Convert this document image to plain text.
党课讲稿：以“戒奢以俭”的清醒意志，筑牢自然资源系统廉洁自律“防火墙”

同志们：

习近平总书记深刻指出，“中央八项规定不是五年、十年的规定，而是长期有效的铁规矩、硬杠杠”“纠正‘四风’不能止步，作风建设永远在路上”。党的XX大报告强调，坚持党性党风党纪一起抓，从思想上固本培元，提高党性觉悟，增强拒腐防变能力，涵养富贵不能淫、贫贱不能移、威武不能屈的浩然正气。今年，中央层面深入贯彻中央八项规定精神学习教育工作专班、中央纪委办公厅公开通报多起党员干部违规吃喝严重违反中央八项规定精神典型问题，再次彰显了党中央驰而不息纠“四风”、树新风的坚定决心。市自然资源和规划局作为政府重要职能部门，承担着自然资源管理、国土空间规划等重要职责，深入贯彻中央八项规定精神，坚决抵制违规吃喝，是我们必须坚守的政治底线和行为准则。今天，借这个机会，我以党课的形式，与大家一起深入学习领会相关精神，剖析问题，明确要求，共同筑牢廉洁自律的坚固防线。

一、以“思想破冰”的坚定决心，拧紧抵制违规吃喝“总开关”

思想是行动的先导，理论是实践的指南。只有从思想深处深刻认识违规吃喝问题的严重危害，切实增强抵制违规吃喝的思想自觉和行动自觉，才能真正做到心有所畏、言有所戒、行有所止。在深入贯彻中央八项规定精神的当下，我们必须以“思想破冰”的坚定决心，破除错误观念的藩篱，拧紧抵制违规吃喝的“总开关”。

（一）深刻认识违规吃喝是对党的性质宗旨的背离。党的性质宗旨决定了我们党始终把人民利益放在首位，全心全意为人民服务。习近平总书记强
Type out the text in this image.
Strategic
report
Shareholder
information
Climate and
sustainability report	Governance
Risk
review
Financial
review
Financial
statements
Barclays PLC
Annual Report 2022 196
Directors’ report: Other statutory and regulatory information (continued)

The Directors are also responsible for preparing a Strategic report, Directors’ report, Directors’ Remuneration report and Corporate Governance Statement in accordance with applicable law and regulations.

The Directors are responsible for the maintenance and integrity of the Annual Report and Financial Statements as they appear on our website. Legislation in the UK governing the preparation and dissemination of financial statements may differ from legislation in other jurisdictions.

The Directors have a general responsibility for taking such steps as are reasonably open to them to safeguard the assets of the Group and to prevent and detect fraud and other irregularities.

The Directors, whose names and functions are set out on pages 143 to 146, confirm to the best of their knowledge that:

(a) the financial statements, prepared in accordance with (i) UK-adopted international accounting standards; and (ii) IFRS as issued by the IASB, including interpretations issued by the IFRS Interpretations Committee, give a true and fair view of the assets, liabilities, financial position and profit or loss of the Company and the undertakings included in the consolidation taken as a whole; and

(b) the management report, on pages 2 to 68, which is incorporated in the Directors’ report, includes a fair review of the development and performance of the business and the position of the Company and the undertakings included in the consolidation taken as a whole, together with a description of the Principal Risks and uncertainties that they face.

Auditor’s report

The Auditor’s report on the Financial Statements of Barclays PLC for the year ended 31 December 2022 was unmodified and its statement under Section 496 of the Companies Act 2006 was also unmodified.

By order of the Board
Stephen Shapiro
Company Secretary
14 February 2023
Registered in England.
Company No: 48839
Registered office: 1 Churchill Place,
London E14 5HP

+++

■ YOUR TASK
Of the lines above, copy each that contains "Registered".

■ OUTPUT FOR THIS EXERCISE
Registered in England.
Registered office: 1 Churchill Place,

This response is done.